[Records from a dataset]
################
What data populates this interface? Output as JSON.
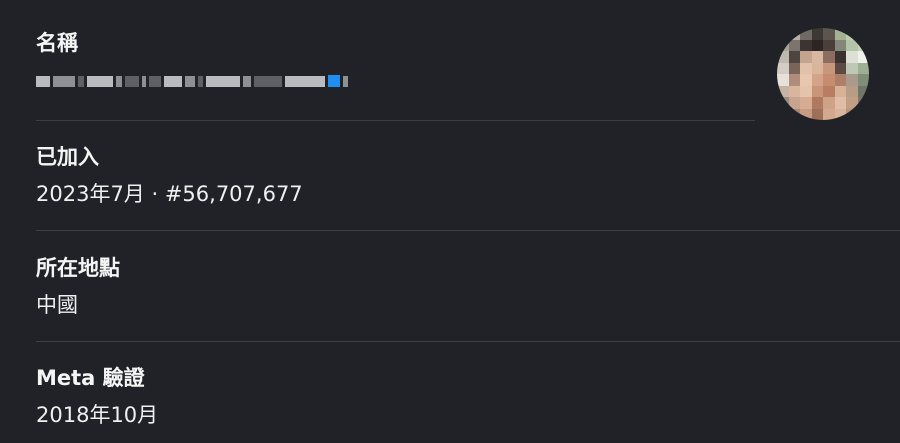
{
  "profile": {
    "name_label": "名稱",
    "name_value_redacted": true,
    "joined_label": "已加入",
    "joined_value": "2023年7月 · #56,707,677",
    "location_label": "所在地點",
    "location_value": "中國",
    "meta_label": "Meta 驗證",
    "meta_value": "2018年10月"
  },
  "colors": {
    "background": "#202227",
    "divider": "#3b3e45",
    "text": "#f2f3f5",
    "verified_badge": "#1f8ef1"
  },
  "icons": {
    "verified_badge": "verified-badge-icon",
    "avatar": "profile-avatar"
  }
}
################
What you are asked to do
Repeat the records above verbatim, with no pictures in the result.

Correct response
What data populates this interface? Output as JSON.
{
  "profile": {
    "name_label": "名稱",
    "name_value_redacted": true,
    "joined_label": "已加入",
    "joined_value": "2023年7月 · #56,707,677",
    "location_label": "所在地點",
    "location_value": "中國",
    "meta_label": "Meta 驗證",
    "meta_value": "2018年10月"
  },
  "colors": {
    "background": "#202227",
    "divider": "#3b3e45",
    "text": "#f2f3f5",
    "verified_badge": "#1f8ef1"
  },
  "icons": {
    "verified_badge": "verified-badge-icon",
    "avatar": "profile-avatar"
  }
}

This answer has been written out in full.